*Material shown:*
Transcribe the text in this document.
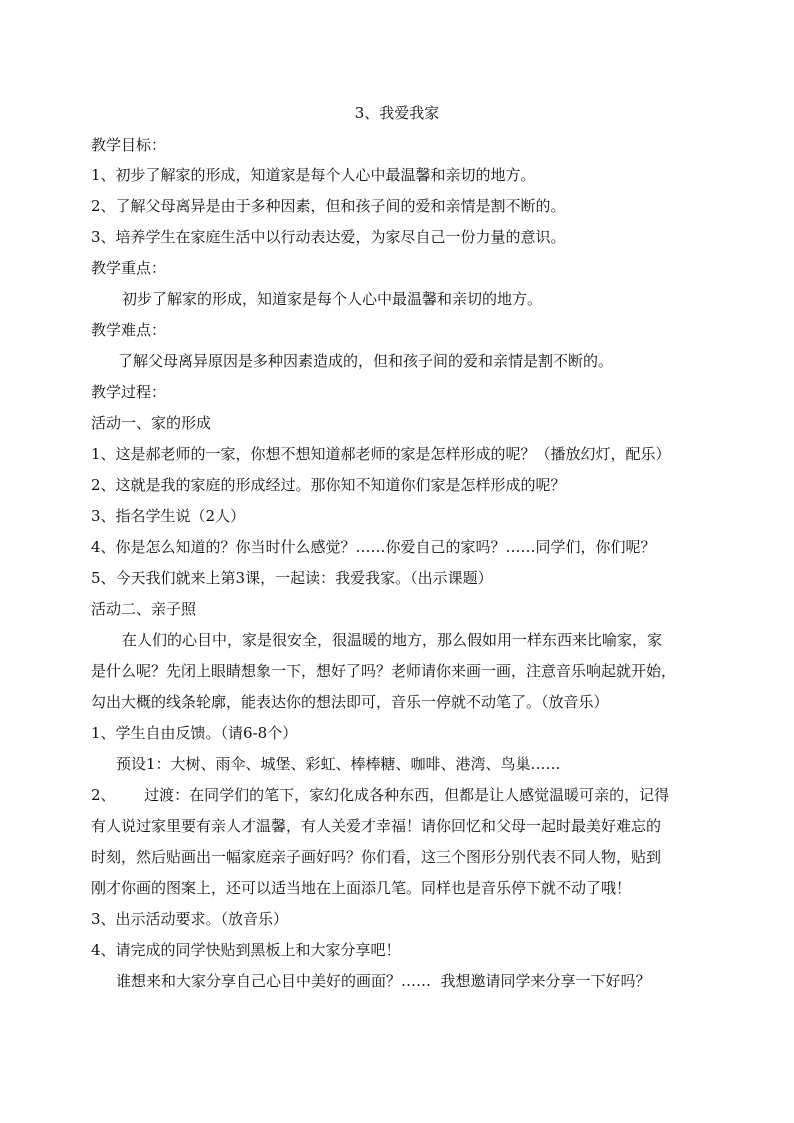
3、我爱我家
教学目标：
1、初步了解家的形成，知道家是每个人心中最温馨和亲切的地方。
2、了解父母离异是由于多种因素，但和孩子间的爱和亲情是割不断的。
3、培养学生在家庭生活中以行动表达爱，为家尽自己一份力量的意识。
教学重点：
初步了解家的形成，知道家是每个人心中最温馨和亲切的地方。
教学难点：
了解父母离异原因是多种因素造成的，但和孩子间的爱和亲情是割不断的。
教学过程：
活动一、家的形成
1、这是郝老师的一家，你想不想知道郝老师的家是怎样形成的呢？（播放幻灯，配乐）
2、这就是我的家庭的形成经过。那你知不知道你们家是怎样形成的呢？
3、指名学生说（2人）
4、你是怎么知道的？你当时什么感觉？……你爱自己的家吗？……同学们，你们呢？
5、今天我们就来上第3课，一起读：我爱我家。（出示课题）
活动二、亲子照
在人们的心目中，家是很安全，很温暖的地方，那么假如用一样东西来比喻家，家
是什么呢？先闭上眼睛想象一下，想好了吗？老师请你来画一画，注意音乐响起就开始，
勾出大概的线条轮廓，能表达你的想法即可，音乐一停就不动笔了。（放音乐）
1、学生自由反馈。（请6-8个）
预设1：大树、雨伞、城堡、彩虹、棒棒糖、咖啡、港湾、鸟巢……
2、      过渡：在同学们的笔下，家幻化成各种东西，但都是让人感觉温暖可亲的，记得
有人说过家里要有亲人才温馨，有人关爱才幸福！请你回忆和父母一起时最美好难忘的
时刻，然后贴画出一幅家庭亲子画好吗？你们看，这三个图形分别代表不同人物，贴到
刚才你画的图案上，还可以适当地在上面添几笔。同样也是音乐停下就不动了哦！
3、出示活动要求。（放音乐）
4、请完成的同学快贴到黑板上和大家分享吧！
谁想来和大家分享自己心目中美好的画面？……  我想邀请同学来分享一下好吗？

*Task:* Establish how many lines of the material above hold the word "知道家是每个人心中最温馨和亲切的地方". Nothing but the count should be returned.

*Exercise result:* 2